Goal: Look through the material and copy each line holding "轴上什么位置时".

Data entries:

══════

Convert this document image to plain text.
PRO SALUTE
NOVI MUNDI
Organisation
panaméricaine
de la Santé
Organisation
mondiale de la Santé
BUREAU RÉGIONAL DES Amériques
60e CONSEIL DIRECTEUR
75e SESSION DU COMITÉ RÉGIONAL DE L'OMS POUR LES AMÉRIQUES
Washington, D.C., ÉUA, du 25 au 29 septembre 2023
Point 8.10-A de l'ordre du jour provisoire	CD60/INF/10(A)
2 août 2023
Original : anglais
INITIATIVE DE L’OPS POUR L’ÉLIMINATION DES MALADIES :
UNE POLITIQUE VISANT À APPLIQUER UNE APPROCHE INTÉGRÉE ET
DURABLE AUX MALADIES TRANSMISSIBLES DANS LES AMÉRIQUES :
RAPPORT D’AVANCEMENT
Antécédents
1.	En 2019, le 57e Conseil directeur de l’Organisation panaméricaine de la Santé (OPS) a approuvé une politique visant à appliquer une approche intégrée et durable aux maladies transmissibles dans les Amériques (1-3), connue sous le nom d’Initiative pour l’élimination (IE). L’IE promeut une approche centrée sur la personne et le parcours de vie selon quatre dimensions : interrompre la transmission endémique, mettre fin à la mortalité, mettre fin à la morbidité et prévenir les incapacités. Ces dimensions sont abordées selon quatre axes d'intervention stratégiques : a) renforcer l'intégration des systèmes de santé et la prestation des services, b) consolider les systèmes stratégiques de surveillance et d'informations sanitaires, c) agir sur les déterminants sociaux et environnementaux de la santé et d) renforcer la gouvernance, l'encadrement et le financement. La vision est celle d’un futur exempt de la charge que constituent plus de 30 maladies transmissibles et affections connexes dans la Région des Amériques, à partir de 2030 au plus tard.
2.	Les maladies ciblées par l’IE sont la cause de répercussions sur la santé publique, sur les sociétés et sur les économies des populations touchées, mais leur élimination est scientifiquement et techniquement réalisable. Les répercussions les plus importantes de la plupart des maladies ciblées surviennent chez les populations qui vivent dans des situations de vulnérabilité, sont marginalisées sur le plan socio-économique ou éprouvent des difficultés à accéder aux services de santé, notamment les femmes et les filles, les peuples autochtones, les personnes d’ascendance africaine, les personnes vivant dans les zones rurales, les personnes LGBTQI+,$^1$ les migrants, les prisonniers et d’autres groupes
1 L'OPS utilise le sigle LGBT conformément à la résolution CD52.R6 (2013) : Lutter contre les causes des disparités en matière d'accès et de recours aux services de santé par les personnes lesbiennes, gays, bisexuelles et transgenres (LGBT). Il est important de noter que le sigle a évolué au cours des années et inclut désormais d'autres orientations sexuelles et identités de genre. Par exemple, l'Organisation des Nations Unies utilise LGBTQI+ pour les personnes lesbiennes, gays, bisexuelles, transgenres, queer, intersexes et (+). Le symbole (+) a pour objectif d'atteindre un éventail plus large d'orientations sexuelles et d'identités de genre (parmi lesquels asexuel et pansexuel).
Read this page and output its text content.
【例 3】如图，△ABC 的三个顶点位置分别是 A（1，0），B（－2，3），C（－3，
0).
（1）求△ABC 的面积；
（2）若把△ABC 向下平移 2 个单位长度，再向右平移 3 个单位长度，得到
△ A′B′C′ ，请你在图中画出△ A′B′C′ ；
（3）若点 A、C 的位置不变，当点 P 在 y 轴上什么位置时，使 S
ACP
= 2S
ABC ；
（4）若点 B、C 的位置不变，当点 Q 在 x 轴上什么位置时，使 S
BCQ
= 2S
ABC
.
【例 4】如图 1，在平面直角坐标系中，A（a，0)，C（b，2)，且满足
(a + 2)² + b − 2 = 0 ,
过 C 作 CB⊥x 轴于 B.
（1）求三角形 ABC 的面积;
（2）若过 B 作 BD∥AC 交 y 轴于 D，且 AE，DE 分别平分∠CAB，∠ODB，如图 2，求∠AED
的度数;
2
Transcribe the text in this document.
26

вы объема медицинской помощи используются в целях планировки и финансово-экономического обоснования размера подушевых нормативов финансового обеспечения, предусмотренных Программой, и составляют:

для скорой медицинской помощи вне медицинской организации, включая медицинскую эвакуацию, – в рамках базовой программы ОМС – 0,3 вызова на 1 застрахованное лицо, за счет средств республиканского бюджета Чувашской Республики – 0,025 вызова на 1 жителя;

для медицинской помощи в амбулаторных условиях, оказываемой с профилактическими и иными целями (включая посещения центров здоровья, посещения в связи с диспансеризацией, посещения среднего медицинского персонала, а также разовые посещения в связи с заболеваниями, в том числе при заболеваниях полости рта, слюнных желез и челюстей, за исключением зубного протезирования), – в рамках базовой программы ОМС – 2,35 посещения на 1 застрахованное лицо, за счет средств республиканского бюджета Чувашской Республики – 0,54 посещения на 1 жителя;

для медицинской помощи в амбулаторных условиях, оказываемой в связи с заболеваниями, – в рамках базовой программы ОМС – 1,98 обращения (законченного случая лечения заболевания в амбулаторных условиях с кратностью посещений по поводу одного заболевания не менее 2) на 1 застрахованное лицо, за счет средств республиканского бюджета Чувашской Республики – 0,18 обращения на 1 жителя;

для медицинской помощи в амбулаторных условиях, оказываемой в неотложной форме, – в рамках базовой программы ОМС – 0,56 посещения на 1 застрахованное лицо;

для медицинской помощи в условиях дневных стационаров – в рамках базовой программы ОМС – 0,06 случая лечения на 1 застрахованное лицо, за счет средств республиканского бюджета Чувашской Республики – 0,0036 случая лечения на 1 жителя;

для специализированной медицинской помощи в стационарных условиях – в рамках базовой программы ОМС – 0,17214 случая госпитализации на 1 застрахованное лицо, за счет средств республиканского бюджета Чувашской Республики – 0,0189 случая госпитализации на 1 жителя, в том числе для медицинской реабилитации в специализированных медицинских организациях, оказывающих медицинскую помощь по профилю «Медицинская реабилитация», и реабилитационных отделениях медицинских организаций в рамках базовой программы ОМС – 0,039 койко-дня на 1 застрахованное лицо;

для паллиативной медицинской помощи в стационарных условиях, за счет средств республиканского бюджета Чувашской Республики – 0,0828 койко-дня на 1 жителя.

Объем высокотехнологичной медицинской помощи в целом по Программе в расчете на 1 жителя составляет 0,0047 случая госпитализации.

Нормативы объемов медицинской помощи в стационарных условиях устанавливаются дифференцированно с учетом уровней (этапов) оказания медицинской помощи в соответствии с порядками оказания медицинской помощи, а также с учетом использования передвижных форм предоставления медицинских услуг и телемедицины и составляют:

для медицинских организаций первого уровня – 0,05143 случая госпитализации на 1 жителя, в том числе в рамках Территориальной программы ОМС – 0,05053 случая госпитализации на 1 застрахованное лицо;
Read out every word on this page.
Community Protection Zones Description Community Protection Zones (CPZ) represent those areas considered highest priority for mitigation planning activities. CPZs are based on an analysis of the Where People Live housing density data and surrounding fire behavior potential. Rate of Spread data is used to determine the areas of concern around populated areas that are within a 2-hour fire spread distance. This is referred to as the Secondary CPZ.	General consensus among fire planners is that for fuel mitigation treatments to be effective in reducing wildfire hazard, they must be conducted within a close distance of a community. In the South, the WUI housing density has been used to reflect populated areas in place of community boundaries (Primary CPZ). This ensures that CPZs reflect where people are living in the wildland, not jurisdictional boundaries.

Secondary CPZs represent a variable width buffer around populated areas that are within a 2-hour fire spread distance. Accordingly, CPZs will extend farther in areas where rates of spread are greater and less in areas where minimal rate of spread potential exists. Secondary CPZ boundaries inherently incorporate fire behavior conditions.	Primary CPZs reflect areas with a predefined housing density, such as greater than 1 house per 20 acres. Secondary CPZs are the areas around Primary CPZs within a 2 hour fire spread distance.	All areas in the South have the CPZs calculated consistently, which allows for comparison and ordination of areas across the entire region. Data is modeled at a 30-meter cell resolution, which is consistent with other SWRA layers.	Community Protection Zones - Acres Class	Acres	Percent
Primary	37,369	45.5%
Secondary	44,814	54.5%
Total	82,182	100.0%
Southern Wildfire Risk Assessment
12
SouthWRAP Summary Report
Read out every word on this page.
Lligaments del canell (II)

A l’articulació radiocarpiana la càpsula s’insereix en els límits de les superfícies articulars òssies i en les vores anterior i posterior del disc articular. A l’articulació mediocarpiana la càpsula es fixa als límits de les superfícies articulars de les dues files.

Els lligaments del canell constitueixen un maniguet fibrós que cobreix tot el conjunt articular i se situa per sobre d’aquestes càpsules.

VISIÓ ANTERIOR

══════

Output for this task:
（3）若点 A、C 的位置不变，当点 P 在 y 轴上什么位置时，使 S
（4）若点 B、C 的位置不变，当点 Q 在 x 轴上什么位置时，使 S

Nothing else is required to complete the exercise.